:: REQUIRED TASK ::
From the entries that follow, list every line in which the string "face" appears.

:: STORED DATA ::
BEGIN

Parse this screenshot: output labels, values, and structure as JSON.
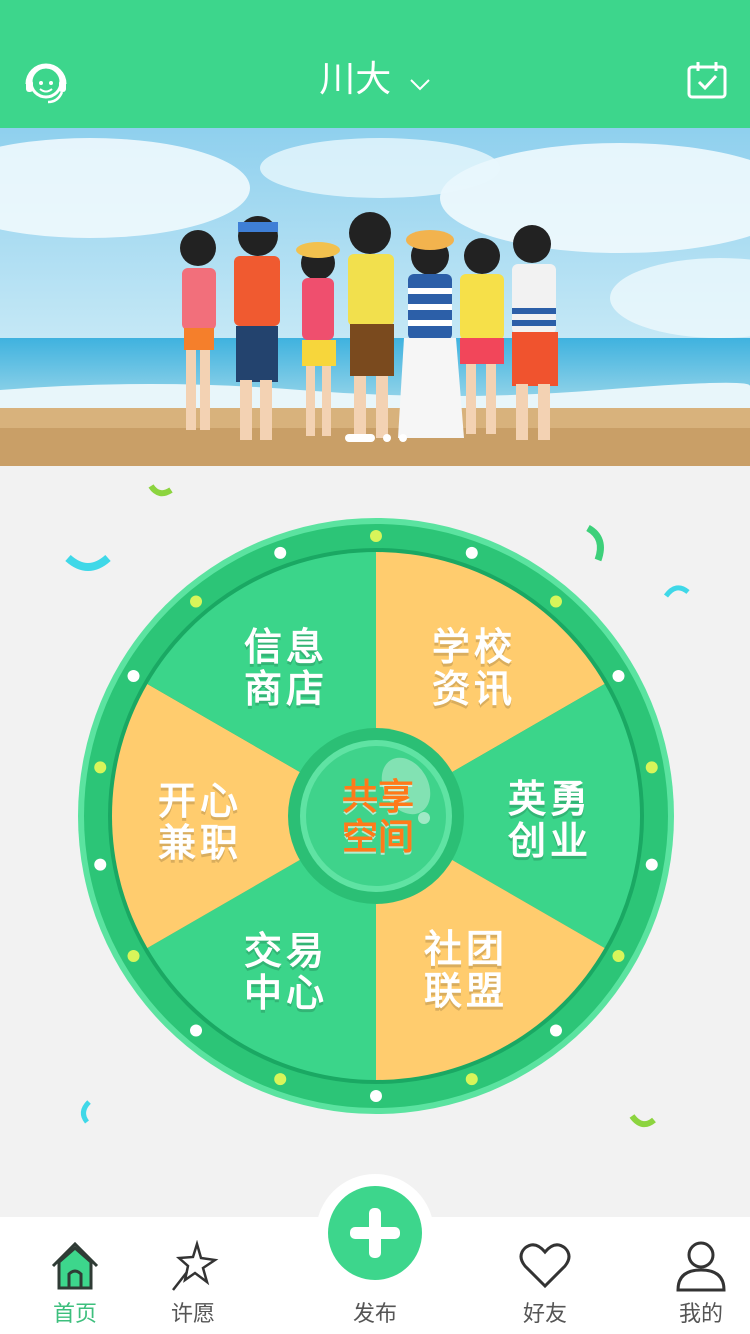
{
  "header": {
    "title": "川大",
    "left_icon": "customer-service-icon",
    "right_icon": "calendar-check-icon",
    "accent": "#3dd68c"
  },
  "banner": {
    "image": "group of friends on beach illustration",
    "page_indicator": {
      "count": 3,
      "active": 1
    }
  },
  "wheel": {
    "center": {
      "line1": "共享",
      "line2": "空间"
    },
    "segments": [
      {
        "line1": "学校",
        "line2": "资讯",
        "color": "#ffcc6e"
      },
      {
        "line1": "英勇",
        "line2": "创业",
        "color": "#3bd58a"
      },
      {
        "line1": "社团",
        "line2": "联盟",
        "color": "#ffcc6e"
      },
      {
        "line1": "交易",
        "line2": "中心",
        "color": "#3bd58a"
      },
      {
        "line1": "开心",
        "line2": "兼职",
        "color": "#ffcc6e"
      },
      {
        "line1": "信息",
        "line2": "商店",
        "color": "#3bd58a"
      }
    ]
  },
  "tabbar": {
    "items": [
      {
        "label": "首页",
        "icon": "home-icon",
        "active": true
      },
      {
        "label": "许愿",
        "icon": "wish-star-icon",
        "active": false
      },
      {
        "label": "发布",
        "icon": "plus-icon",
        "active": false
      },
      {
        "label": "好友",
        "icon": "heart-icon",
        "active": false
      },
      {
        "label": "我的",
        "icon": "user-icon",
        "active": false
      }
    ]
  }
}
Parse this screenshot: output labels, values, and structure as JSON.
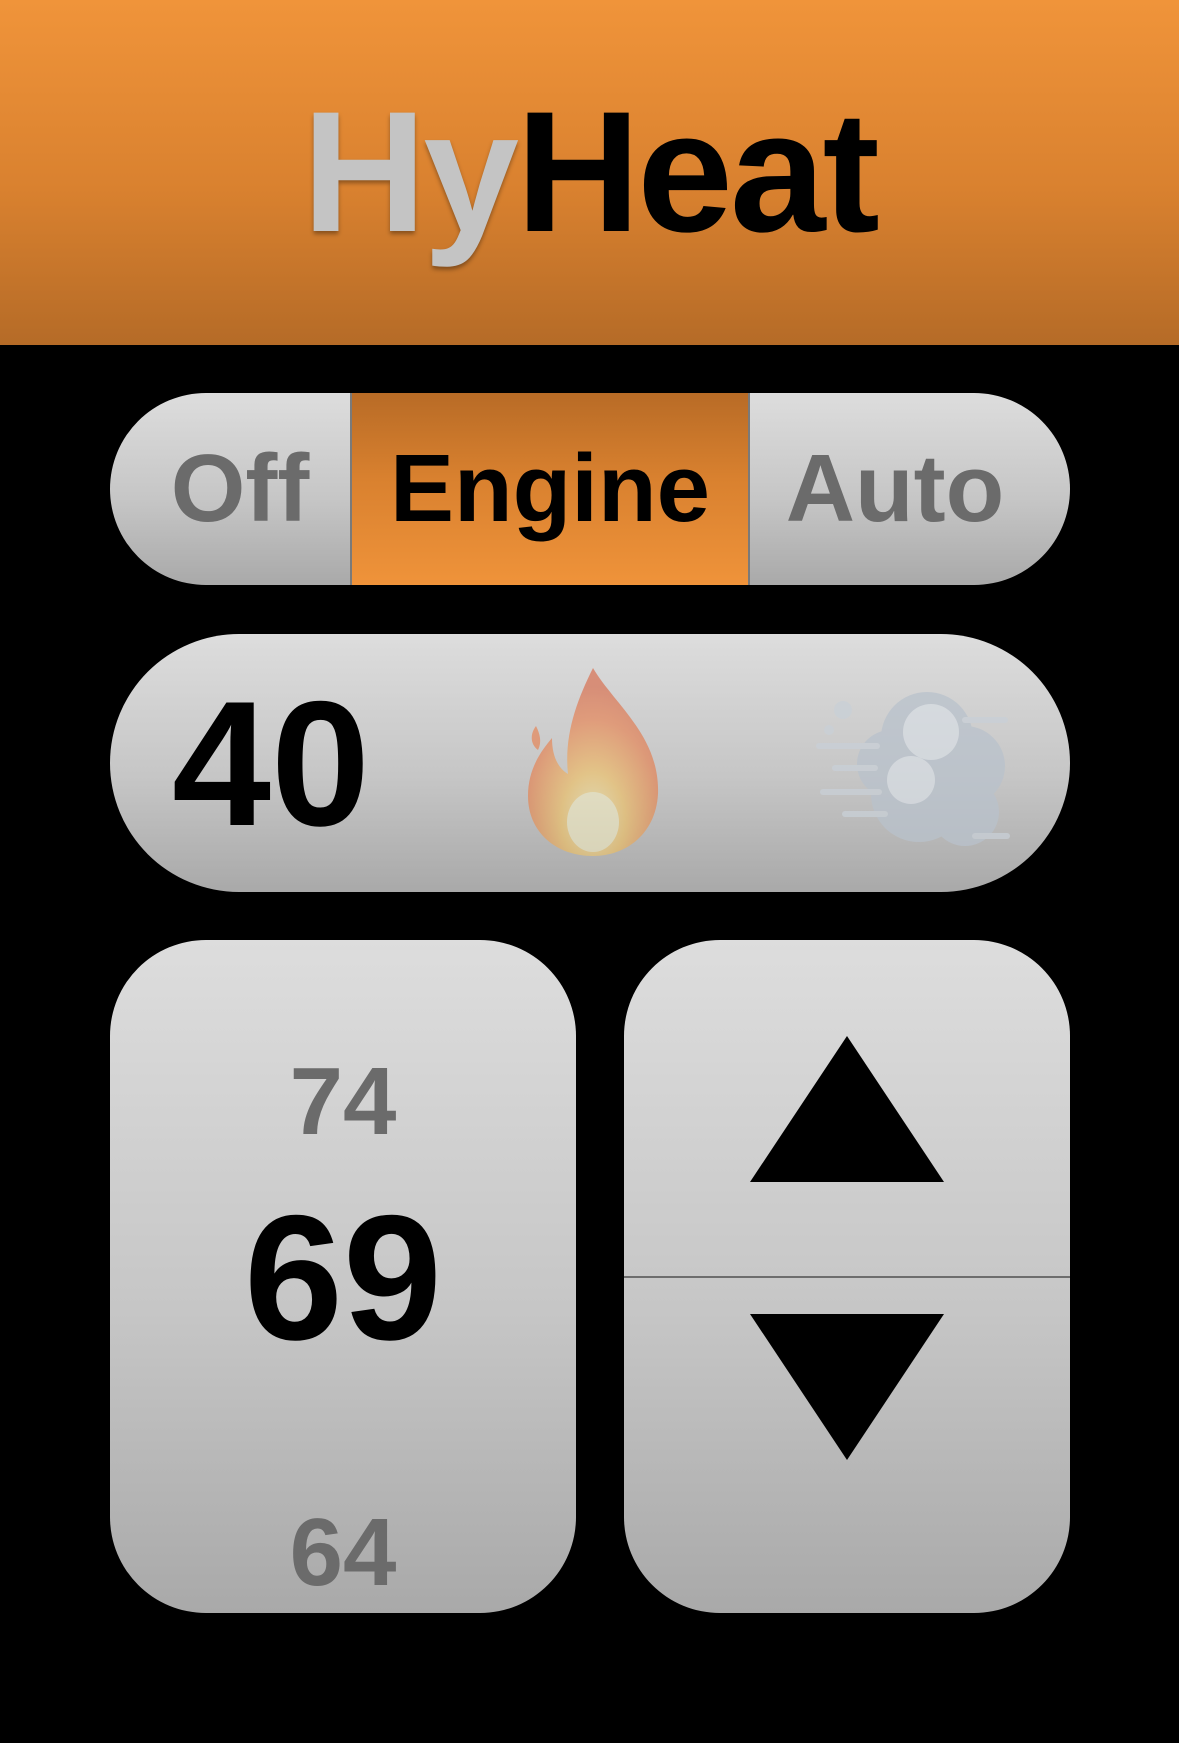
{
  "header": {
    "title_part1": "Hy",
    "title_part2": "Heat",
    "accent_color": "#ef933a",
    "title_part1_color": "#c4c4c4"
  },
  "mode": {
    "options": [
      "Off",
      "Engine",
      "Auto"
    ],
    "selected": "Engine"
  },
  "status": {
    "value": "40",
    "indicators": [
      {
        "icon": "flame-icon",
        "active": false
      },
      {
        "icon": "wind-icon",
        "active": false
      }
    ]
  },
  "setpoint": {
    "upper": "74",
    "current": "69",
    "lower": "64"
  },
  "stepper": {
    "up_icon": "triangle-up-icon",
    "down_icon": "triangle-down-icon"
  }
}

END
BEGIN

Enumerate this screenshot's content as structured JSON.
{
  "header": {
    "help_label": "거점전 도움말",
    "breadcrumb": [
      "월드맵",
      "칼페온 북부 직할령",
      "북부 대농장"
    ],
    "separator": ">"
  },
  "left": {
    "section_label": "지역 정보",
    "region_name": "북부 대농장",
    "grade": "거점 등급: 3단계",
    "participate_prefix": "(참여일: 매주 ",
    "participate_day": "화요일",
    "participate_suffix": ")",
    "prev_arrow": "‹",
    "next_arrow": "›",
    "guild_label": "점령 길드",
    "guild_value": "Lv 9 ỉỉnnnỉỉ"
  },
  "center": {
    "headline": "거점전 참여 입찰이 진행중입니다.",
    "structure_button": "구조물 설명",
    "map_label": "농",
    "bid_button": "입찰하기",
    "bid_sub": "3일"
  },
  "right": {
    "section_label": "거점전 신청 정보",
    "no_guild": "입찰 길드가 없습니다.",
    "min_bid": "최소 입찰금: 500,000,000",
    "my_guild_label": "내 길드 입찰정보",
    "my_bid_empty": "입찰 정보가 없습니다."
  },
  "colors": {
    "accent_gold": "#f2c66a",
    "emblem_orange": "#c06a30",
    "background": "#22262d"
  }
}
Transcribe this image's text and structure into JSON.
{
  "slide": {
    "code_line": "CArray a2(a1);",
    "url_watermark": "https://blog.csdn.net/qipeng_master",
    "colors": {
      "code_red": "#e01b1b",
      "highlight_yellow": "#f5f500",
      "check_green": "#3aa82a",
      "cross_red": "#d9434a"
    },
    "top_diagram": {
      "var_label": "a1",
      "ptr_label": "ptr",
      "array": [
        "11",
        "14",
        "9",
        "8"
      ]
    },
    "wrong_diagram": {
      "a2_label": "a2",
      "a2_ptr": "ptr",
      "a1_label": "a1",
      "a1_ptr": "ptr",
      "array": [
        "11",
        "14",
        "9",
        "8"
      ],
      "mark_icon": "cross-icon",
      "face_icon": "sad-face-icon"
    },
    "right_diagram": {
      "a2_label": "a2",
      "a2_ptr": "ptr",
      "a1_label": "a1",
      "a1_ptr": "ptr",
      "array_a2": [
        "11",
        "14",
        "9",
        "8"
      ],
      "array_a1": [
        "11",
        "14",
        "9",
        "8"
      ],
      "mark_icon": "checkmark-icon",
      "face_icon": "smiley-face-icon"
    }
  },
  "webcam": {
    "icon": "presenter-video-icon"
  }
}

END
BEGIN

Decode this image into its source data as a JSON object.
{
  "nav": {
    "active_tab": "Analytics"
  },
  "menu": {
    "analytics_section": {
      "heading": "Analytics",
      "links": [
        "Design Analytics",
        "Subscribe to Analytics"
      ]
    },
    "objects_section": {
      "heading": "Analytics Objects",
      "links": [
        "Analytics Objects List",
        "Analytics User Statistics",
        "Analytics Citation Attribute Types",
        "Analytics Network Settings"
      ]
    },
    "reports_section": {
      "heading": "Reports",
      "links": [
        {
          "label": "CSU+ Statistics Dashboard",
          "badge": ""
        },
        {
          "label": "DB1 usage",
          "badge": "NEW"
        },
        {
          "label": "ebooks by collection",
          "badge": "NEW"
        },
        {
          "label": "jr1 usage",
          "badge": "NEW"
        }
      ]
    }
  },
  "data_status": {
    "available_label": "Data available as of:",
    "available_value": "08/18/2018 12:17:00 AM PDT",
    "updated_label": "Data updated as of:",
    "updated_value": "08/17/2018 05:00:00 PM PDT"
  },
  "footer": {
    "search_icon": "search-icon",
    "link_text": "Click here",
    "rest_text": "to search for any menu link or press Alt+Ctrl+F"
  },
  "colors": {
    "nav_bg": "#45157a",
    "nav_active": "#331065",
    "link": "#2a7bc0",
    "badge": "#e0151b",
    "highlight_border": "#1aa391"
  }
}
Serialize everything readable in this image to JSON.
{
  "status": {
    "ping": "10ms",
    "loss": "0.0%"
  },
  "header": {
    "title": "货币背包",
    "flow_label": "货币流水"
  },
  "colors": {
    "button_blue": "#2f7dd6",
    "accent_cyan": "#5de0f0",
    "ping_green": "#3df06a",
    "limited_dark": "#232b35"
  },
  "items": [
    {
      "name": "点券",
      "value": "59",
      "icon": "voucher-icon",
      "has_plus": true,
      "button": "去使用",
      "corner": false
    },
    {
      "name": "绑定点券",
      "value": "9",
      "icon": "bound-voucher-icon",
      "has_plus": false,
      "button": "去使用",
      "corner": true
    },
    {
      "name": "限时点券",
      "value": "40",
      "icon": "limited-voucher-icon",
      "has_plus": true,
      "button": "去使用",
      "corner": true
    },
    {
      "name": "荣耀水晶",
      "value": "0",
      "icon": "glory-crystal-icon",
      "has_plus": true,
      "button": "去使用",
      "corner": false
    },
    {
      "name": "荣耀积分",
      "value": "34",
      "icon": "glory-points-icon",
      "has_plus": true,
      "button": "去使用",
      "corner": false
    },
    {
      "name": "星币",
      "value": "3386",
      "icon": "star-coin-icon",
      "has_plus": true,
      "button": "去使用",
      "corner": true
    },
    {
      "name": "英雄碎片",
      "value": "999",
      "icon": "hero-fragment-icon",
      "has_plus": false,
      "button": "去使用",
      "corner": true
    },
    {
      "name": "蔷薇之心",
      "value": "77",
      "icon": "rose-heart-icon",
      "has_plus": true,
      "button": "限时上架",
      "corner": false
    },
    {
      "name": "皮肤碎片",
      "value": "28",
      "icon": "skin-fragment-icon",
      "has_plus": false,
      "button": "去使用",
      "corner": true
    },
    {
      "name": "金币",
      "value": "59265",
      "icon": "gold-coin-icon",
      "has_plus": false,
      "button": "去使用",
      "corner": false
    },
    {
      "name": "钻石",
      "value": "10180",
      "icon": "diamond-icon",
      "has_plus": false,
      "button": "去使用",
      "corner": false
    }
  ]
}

END

:: EXERCISE RESPONSE ::
      "face_icon": "sad-face-icon"
      "face_icon": "smiley-face-icon"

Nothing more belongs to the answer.